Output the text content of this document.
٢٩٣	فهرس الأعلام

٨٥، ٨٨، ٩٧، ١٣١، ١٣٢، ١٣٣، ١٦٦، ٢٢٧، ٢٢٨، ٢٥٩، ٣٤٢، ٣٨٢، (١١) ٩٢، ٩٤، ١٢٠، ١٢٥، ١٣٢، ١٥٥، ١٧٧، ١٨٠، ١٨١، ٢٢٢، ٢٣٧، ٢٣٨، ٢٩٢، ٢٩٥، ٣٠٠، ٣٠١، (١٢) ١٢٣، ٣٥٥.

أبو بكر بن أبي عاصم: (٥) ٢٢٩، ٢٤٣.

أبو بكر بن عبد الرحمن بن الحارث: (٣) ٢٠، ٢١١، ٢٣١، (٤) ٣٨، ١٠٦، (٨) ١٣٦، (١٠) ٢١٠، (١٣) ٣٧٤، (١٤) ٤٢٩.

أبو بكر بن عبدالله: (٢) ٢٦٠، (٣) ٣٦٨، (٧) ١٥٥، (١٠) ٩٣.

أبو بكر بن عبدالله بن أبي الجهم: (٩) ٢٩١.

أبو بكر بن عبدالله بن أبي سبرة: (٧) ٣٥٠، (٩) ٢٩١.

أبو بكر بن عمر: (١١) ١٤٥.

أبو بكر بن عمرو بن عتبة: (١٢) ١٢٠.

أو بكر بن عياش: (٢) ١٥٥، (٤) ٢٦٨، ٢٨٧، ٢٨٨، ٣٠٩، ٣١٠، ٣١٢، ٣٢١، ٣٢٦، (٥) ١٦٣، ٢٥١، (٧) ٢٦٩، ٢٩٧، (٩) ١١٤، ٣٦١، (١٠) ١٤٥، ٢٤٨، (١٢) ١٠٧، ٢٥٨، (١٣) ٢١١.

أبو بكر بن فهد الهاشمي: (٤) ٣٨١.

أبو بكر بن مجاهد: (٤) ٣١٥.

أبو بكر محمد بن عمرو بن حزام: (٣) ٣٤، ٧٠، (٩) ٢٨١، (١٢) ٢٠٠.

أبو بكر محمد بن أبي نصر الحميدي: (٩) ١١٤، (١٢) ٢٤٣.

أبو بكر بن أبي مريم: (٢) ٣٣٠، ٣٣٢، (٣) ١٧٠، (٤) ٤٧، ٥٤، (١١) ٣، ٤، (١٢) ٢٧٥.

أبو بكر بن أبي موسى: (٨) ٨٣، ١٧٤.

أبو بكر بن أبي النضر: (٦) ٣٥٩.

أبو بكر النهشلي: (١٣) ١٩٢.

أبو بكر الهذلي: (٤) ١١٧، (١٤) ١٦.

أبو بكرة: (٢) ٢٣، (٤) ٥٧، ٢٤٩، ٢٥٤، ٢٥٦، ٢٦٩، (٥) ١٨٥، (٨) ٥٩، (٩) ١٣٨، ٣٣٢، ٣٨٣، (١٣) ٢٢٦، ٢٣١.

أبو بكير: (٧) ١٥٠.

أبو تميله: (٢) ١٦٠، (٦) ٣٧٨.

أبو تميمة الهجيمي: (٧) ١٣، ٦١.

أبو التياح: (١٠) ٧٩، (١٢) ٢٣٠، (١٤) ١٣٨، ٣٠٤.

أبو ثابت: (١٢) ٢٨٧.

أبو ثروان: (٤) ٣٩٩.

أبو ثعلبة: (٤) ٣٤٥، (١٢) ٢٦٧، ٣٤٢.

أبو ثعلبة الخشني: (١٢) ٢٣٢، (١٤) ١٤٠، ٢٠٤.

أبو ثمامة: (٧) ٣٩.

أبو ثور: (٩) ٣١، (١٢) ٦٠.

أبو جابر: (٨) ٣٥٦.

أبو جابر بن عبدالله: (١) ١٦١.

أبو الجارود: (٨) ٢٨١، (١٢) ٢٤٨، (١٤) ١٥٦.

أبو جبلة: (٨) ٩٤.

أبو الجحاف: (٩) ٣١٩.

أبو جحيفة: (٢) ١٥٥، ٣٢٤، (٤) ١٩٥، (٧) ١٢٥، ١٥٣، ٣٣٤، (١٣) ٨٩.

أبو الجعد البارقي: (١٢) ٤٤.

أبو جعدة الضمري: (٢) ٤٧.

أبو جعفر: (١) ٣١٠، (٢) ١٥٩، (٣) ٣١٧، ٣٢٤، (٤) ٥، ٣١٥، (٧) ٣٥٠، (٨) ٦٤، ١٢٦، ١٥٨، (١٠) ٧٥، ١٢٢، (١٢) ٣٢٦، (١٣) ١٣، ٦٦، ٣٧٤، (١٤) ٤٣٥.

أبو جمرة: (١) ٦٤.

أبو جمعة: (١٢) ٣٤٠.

================

[The task]
Copy out each line exactly.

[Exercise answer]
Output the text content of this document.
٢٩٣	فهرس الأعلام

٨٥، ٨٨، ٩٧، ١٣١، ١٣٢، ١٣٣، ١٦٦، ٢٢٧، ٢٢٨، ٢٥٩، ٣٤٢، ٣٨٢، (١١) ٩٢، ٩٤، ١٢٠، ١٢٥، ١٣٢، ١٥٥، ١٧٧، ١٨٠، ١٨١، ٢٢٢، ٢٣٧، ٢٣٨، ٢٩٢، ٢٩٥، ٣٠٠، ٣٠١، (١٢) ١٢٣، ٣٥٥.

أبو بكر بن أبي عاصم: (٥) ٢٢٩، ٢٤٣.

أبو بكر بن عبد الرحمن بن الحارث: (٣) ٢٠، ٢١١، ٢٣١، (٤) ٣٨، ١٠٦، (٨) ١٣٦، (١٠) ٢١٠، (١٣) ٣٧٤، (١٤) ٤٢٩.

أبو بكر بن عبدالله: (٢) ٢٦٠، (٣) ٣٦٨، (٧) ١٥٥، (١٠) ٩٣.

أبو بكر بن عبدالله بن أبي الجهم: (٩) ٢٩١.

أبو بكر بن عبدالله بن أبي سبرة: (٧) ٣٥٠، (٩) ٢٩١.

أبو بكر بن عمر: (١١) ١٤٥.

أبو بكر بن عمرو بن عتبة: (١٢) ١٢٠.

أو بكر بن عياش: (٢) ١٥٥، (٤) ٢٦٨، ٢٨٧، ٢٨٨، ٣٠٩، ٣١٠، ٣١٢، ٣٢١، ٣٢٦، (٥) ١٦٣، ٢٥١، (٧) ٢٦٩، ٢٩٧، (٩) ١١٤، ٣٦١، (١٠) ١٤٥، ٢٤٨، (١٢) ١٠٧، ٢٥٨، (١٣) ٢١١.

أبو بكر بن فهد الهاشمي: (٤) ٣٨١.

أبو بكر بن مجاهد: (٤) ٣١٥.

أبو بكر محمد بن عمرو بن حزام: (٣) ٣٤، ٧٠، (٩) ٢٨١، (١٢) ٢٠٠.

أبو بكر محمد بن أبي نصر الحميدي: (٩) ١١٤، (١٢) ٢٤٣.

أبو بكر بن أبي مريم: (٢) ٣٣٠، ٣٣٢، (٣) ١٧٠، (٤) ٤٧، ٥٤، (١١) ٣، ٤، (١٢) ٢٧٥.

أبو بكر بن أبي موسى: (٨) ٨٣، ١٧٤.

أبو بكر بن أبي النضر: (٦) ٣٥٩.

أبو بكر النهشلي: (١٣) ١٩٢.

أبو بكر الهذلي: (٤) ١١٧، (١٤) ١٦.

أبو بكرة: (٢) ٢٣، (٤) ٥٧، ٢٤٩، ٢٥٤، ٢٥٦، ٢٦٩، (٥) ١٨٥، (٨) ٥٩، (٩) ١٣٨، ٣٣٢، ٣٨٣، (١٣) ٢٢٦، ٢٣١.

أبو بكير: (٧) ١٥٠.

أبو تميله: (٢) ١٦٠، (٦) ٣٧٨.

أبو تميمة الهجيمي: (٧) ١٣، ٦١.

أبو التياح: (١٠) ٧٩، (١٢) ٢٣٠، (١٤) ١٣٨، ٣٠٤.

أبو ثابت: (١٢) ٢٨٧.

أبو ثروان: (٤) ٣٩٩.

أبو ثعلبة: (٤) ٣٤٥، (١٢) ٢٦٧، ٣٤٢.

أبو ثعلبة الخشني: (١٢) ٢٣٢، (١٤) ١٤٠، ٢٠٤.

أبو ثمامة: (٧) ٣٩.

أبو ثور: (٩) ٣١، (١٢) ٦٠.

أبو جابر: (٨) ٣٥٦.

أبو جابر بن عبدالله: (١) ١٦١.

أبو الجارود: (٨) ٢٨١، (١٢) ٢٤٨، (١٤) ١٥٦.

أبو جبلة: (٨) ٩٤.

أبو الجحاف: (٩) ٣١٩.

أبو جحيفة: (٢) ١٥٥، ٣٢٤، (٤) ١٩٥، (٧) ١٢٥، ١٥٣، ٣٣٤، (١٣) ٨٩.

أبو الجعد البارقي: (١٢) ٤٤.

أبو جعدة الضمري: (٢) ٤٧.

أبو جعفر: (١) ٣١٠، (٢) ١٥٩، (٣) ٣١٧، ٣٢٤، (٤) ٥، ٣١٥، (٧) ٣٥٠، (٨) ٦٤، ١٢٦، ١٥٨، (١٠) ٧٥، ١٢٢، (١٢) ٣٢٦، (١٣) ١٣، ٦٦، ٣٧٤، (١٤) ٤٣٥.

أبو جمرة: (١) ٦٤.

أبو جمعة: (١٢) ٣٤٠.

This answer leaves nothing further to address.